■ Given request
Without the pictures, return all of the material exactly as written.

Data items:
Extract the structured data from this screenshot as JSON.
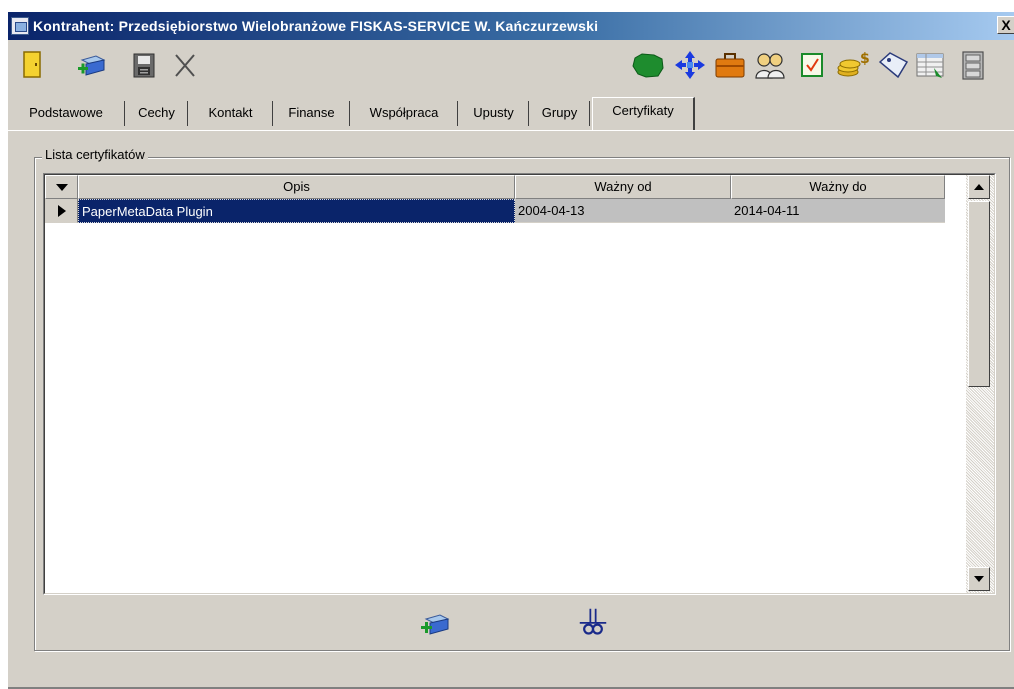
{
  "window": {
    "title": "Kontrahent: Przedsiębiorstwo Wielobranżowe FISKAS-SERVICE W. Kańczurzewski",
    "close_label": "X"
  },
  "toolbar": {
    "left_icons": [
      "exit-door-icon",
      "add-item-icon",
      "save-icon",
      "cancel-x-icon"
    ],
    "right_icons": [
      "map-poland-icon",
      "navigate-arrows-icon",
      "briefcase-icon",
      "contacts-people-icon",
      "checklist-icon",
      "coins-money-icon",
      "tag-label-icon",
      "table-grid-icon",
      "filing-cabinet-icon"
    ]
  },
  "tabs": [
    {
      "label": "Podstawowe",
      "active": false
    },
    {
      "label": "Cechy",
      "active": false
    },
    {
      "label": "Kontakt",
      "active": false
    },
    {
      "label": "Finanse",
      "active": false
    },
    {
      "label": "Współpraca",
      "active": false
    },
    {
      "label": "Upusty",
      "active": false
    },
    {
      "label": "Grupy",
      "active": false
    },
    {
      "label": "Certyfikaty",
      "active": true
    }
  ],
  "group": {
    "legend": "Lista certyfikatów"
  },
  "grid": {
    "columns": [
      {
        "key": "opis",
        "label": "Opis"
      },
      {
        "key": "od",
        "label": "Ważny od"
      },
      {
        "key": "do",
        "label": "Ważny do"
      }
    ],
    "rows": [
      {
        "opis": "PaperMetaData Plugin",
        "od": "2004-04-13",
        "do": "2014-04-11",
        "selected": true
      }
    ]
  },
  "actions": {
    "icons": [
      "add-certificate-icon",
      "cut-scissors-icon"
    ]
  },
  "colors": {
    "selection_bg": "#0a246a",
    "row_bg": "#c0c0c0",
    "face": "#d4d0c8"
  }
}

■ Result below
Extract the structured data from this screenshot as JSON.
{
  "window": {
    "title": "Kontrahent: Przedsiębiorstwo Wielobranżowe FISKAS-SERVICE W. Kańczurzewski",
    "close_label": "X"
  },
  "toolbar": {
    "left_icons": [
      "exit-door-icon",
      "add-item-icon",
      "save-icon",
      "cancel-x-icon"
    ],
    "right_icons": [
      "map-poland-icon",
      "navigate-arrows-icon",
      "briefcase-icon",
      "contacts-people-icon",
      "checklist-icon",
      "coins-money-icon",
      "tag-label-icon",
      "table-grid-icon",
      "filing-cabinet-icon"
    ]
  },
  "tabs": [
    {
      "label": "Podstawowe",
      "active": false
    },
    {
      "label": "Cechy",
      "active": false
    },
    {
      "label": "Kontakt",
      "active": false
    },
    {
      "label": "Finanse",
      "active": false
    },
    {
      "label": "Współpraca",
      "active": false
    },
    {
      "label": "Upusty",
      "active": false
    },
    {
      "label": "Grupy",
      "active": false
    },
    {
      "label": "Certyfikaty",
      "active": true
    }
  ],
  "group": {
    "legend": "Lista certyfikatów"
  },
  "grid": {
    "columns": [
      {
        "key": "opis",
        "label": "Opis"
      },
      {
        "key": "od",
        "label": "Ważny od"
      },
      {
        "key": "do",
        "label": "Ważny do"
      }
    ],
    "rows": [
      {
        "opis": "PaperMetaData Plugin",
        "od": "2004-04-13",
        "do": "2014-04-11",
        "selected": true
      }
    ]
  },
  "actions": {
    "icons": [
      "add-certificate-icon",
      "cut-scissors-icon"
    ]
  },
  "colors": {
    "selection_bg": "#0a246a",
    "row_bg": "#c0c0c0",
    "face": "#d4d0c8"
  }
}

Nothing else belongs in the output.